> **CONSEGNA 1**
Inserisci in una lista JSON di stringhe le righe dell'elenco a partire da quella che contiene "y0, x1, y1]." e fino a quella che contiene "509, 247, 525]", entrambe comprese. Usa una stringa per ogni riga e tralascia le righe vuote.

> **ESTRATTO DELLA FONTE**
^^^^^^^^^^^^^^^^

In molti passi del Versuch über Wagner i due autori sono esplicitamente
assunti come portavoce dei principali stadi dell’evoluzione della borghesia:
Beethoven dello stadio rivoluzionario, Wagner di quello conservatore postquarantottino.
Il mutamento è evidente ancora una volta nella distorsione degli
elementi dinamici e di quelli individuali. Adorno interpreta la tecnica
del Leitmotiv come contrapposta a quello dello sviluppo. A proposito
della tecnica wagneriana, Max Paddison scrive di "ontological emphasis
on Sein over Werden, and on ‘nature’ over ‘ history’"(15).
L’importanza dei raffronti che ho cercato di mettere in luce deriva anche
dal fatto che, malgrado la centralità che Beethoven occupa nell’orizzonte
musicale e filosofico adorniano, il pensatore non portò mai a termine
un’opera monografica sul compositore. In pratica, i contributi al pensiero
su Beethoven si limitano ad una grande quantità di singoli riferimenti
distribuiti nei saggi musicali (tra i quali spicca il capitolo Mediazione
in Introduzione alla sociologia della musica, in parte dedicato
all’analisi delle implicazioni sociali del sonatismo beethoveniano), in
Dissonanze, con l’importante Straniamento di un capolavoro,
nella Teoria estetica, così come in quelli strettamente
filosofici, come ad esempio i Tre studi su Hegel e la Dialettica
dell’illuminismo. A questi si è aggiunto negli ultimi anni
il volume Beethoven. Philosophie der musik (16),
una raccolta di Fragmente und Texte presentata dal curatore,
Rolf Tiedemann, come progetto e testimonianza della decennale volontà
del francofortese di dedicare a Beethoven uno studio completo.

^^^^^^^^^^^^^^^^

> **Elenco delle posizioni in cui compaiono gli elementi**
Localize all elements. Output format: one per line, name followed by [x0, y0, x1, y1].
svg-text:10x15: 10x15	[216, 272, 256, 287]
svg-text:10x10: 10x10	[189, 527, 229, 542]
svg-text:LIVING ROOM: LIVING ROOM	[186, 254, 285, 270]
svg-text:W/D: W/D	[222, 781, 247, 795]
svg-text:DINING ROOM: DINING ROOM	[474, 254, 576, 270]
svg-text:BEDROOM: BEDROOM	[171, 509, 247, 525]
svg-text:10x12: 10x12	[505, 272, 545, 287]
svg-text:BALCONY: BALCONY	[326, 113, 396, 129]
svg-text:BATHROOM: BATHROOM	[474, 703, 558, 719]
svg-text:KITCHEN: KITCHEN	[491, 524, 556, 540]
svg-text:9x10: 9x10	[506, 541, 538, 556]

^^^^^^^^^^^^^^^^

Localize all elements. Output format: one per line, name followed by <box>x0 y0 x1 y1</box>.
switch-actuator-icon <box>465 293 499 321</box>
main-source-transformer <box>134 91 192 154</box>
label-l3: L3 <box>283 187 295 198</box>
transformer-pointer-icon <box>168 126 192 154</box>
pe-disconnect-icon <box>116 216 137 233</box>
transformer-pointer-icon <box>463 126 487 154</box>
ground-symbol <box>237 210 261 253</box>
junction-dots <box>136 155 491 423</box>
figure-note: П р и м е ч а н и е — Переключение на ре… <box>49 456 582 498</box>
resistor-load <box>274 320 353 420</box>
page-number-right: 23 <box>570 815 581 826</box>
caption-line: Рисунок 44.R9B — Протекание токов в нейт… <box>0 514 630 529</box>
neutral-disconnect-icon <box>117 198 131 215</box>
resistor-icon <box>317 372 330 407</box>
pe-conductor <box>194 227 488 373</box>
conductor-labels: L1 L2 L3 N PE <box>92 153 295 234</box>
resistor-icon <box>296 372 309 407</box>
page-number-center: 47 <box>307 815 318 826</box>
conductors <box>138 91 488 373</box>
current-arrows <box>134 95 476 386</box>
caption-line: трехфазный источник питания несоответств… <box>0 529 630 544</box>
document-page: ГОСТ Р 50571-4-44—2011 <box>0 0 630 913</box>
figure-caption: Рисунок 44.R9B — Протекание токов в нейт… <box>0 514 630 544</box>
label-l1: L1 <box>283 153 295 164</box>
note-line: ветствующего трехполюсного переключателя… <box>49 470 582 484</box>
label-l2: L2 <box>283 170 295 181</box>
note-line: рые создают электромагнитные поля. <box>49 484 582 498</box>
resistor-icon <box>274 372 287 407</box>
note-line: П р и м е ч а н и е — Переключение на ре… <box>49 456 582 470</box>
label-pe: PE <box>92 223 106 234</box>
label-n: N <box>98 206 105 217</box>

^^^^^^^^^^^^^^^^

> **CONSEGNA 2**
Ripeti alla lettera il passo dell'estratto su Adorno e Beethoven che comincia con "In molti passi" e termina con "quello conservatore postquarantottino.".

> **RISPOSTA CORRETTA 1**
[
  "Localize all elements. Output format: one per line, name followed by [x0, y0, x1, y1].",
  "svg-text:10x15: 10x15\t[216, 272, 256, 287]",
  "svg-text:10x10: 10x10\t[189, 527, 229, 542]",
  "svg-text:LIVING ROOM: LIVING ROOM\t[186, 254, 285, 270]",
  "svg-text:W/D: W/D\t[222, 781, 247, 795]",
  "svg-text:DINING ROOM: DINING ROOM\t[474, 254, 576, 270]",
  "svg-text:BEDROOM: BEDROOM\t[171, 509, 247, 525]"
]

> **RISPOSTA CORRETTA 2**
In molti passi del Versuch über Wagner i due autori sono esplicitamente
assunti come portavoce dei principali stadi dell’evoluzione della borghesia:
Beethoven dello stadio rivoluzionario, Wagner di quello conservatore postquarantottino.